Problem description: Filter the entries that follow, copying every line in which the word "cross" appears.

Task inputs:
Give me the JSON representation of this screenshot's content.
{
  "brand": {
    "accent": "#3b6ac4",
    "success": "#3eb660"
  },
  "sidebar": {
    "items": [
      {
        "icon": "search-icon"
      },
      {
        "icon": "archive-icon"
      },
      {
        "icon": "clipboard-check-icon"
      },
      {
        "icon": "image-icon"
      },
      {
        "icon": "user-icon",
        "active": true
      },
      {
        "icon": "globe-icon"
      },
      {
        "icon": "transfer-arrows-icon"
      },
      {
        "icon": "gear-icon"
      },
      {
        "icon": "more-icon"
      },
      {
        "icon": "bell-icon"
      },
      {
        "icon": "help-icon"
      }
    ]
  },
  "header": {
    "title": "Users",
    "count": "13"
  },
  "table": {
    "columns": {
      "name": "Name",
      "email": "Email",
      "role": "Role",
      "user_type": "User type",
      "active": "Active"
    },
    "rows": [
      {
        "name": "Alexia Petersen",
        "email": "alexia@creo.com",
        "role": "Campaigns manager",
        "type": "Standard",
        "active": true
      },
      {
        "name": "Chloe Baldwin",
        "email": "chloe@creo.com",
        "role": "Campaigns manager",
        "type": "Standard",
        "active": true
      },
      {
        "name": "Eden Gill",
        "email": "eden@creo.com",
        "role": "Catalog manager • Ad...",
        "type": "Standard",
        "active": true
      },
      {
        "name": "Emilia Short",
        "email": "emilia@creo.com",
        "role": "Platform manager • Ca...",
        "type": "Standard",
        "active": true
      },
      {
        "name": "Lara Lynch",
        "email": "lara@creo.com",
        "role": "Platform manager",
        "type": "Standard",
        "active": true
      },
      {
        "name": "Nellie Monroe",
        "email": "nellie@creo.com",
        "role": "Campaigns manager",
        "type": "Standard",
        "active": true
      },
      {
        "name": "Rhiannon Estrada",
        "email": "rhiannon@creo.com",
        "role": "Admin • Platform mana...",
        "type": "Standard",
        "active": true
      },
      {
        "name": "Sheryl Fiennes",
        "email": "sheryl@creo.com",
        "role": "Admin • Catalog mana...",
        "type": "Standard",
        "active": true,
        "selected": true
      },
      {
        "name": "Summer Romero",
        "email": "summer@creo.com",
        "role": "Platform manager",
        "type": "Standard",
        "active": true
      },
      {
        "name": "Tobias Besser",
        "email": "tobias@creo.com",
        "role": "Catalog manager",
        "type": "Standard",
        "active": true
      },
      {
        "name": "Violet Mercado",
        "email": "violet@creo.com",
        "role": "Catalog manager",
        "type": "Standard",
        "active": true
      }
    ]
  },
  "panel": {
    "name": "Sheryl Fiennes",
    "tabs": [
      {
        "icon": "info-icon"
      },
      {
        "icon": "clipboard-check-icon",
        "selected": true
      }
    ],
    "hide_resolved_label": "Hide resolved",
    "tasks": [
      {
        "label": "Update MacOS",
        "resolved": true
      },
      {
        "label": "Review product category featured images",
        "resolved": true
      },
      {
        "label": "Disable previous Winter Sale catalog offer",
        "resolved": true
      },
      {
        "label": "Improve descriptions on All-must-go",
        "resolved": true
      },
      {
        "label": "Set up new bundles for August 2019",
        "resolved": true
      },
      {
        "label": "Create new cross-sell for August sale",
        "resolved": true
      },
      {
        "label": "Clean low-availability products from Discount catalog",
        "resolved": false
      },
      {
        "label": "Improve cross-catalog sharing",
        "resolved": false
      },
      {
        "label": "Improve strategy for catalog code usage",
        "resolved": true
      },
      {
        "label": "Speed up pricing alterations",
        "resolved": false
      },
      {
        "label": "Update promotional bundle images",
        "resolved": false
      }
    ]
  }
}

Full solution:
        "label": "Create new cross-sell for August sale",
        "label": "Improve cross-catalog sharing",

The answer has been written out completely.